— BEGIN Recorded data —
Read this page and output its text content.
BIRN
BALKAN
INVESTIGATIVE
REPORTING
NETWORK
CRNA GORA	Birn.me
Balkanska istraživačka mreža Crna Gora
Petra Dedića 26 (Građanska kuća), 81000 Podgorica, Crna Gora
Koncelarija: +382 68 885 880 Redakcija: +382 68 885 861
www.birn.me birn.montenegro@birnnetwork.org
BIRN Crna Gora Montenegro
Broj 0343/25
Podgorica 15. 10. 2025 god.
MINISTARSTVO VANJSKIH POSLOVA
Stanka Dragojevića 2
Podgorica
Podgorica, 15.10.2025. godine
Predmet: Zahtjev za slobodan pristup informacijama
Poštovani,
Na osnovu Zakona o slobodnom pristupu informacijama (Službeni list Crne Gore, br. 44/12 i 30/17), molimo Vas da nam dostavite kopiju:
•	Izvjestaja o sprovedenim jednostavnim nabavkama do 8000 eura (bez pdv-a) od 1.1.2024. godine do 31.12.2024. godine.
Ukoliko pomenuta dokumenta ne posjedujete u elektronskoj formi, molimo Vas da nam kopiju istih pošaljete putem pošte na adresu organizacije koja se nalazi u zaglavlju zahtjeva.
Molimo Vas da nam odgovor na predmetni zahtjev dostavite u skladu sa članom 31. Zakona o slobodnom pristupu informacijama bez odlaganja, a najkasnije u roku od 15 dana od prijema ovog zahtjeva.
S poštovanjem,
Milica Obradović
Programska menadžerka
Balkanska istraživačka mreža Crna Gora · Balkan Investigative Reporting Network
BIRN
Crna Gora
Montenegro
— END Recorded data —
--- Task statement ---
Word for word, restate all of the data shown above.

--- Full answer ---
Read this page and output its text content.
BIRN
BALKAN
INVESTIGATIVE
REPORTING
NETWORK
CRNA GORA	Birn.me
Balkanska istraživačka mreža Crna Gora
Petra Dedića 26 (Građanska kuća), 81000 Podgorica, Crna Gora
Koncelarija: +382 68 885 880 Redakcija: +382 68 885 861
www.birn.me birn.montenegro@birnnetwork.org
BIRN Crna Gora Montenegro
Broj 0343/25
Podgorica 15. 10. 2025 god.
MINISTARSTVO VANJSKIH POSLOVA
Stanka Dragojevića 2
Podgorica
Podgorica, 15.10.2025. godine
Predmet: Zahtjev za slobodan pristup informacijama
Poštovani,
Na osnovu Zakona o slobodnom pristupu informacijama (Službeni list Crne Gore, br. 44/12 i 30/17), molimo Vas da nam dostavite kopiju:
•	Izvjestaja o sprovedenim jednostavnim nabavkama do 8000 eura (bez pdv-a) od 1.1.2024. godine do 31.12.2024. godine.
Ukoliko pomenuta dokumenta ne posjedujete u elektronskoj formi, molimo Vas da nam kopiju istih pošaljete putem pošte na adresu organizacije koja se nalazi u zaglavlju zahtjeva.
Molimo Vas da nam odgovor na predmetni zahtjev dostavite u skladu sa članom 31. Zakona o slobodnom pristupu informacijama bez odlaganja, a najkasnije u roku od 15 dana od prijema ovog zahtjeva.
S poštovanjem,
Milica Obradović
Programska menadžerka
Balkanska istraživačka mreža Crna Gora · Balkan Investigative Reporting Network
BIRN
Crna Gora
Montenegro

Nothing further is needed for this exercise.